— start RECORDS TO PROCESS —

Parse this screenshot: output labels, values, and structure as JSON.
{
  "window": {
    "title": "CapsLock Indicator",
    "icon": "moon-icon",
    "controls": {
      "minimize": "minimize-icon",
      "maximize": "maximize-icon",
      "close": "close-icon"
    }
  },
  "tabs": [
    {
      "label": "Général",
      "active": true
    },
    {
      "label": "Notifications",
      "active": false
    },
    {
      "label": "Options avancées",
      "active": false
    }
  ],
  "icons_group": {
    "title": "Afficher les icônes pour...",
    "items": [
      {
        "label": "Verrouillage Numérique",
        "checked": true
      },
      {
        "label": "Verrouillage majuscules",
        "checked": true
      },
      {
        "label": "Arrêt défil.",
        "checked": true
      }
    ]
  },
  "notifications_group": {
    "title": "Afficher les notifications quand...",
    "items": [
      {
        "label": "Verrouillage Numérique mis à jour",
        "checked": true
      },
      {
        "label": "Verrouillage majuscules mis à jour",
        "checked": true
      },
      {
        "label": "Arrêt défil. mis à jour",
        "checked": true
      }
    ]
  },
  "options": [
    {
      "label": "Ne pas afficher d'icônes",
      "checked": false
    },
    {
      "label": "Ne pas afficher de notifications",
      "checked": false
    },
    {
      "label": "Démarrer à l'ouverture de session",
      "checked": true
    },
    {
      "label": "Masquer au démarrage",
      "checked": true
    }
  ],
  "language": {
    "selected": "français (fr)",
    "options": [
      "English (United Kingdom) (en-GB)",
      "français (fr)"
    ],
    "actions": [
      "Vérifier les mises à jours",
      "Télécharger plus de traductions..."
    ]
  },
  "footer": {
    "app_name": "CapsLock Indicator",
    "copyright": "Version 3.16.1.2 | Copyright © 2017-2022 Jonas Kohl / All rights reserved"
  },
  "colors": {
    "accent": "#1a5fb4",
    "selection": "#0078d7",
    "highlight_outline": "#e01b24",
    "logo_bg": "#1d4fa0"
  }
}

— end RECORDS TO PROCESS —

● **WHAT TO WORK ON**
Write out the full set of records exactly as given.

● **PROBLEM SOLUTION**
Parse this screenshot: output labels, values, and structure as JSON.
{
  "window": {
    "title": "CapsLock Indicator",
    "icon": "moon-icon",
    "controls": {
      "minimize": "minimize-icon",
      "maximize": "maximize-icon",
      "close": "close-icon"
    }
  },
  "tabs": [
    {
      "label": "Général",
      "active": true
    },
    {
      "label": "Notifications",
      "active": false
    },
    {
      "label": "Options avancées",
      "active": false
    }
  ],
  "icons_group": {
    "title": "Afficher les icônes pour...",
    "items": [
      {
        "label": "Verrouillage Numérique",
        "checked": true
      },
      {
        "label": "Verrouillage majuscules",
        "checked": true
      },
      {
        "label": "Arrêt défil.",
        "checked": true
      }
    ]
  },
  "notifications_group": {
    "title": "Afficher les notifications quand...",
    "items": [
      {
        "label": "Verrouillage Numérique mis à jour",
        "checked": true
      },
      {
        "label": "Verrouillage majuscules mis à jour",
        "checked": true
      },
      {
        "label": "Arrêt défil. mis à jour",
        "checked": true
      }
    ]
  },
  "options": [
    {
      "label": "Ne pas afficher d'icônes",
      "checked": false
    },
    {
      "label": "Ne pas afficher de notifications",
      "checked": false
    },
    {
      "label": "Démarrer à l'ouverture de session",
      "checked": true
    },
    {
      "label": "Masquer au démarrage",
      "checked": true
    }
  ],
  "language": {
    "selected": "français (fr)",
    "options": [
      "English (United Kingdom) (en-GB)",
      "français (fr)"
    ],
    "actions": [
      "Vérifier les mises à jours",
      "Télécharger plus de traductions..."
    ]
  },
  "footer": {
    "app_name": "CapsLock Indicator",
    "copyright": "Version 3.16.1.2 | Copyright © 2017-2022 Jonas Kohl / All rights reserved"
  },
  "colors": {
    "accent": "#1a5fb4",
    "selection": "#0078d7",
    "highlight_outline": "#e01b24",
    "logo_bg": "#1d4fa0"
  }
}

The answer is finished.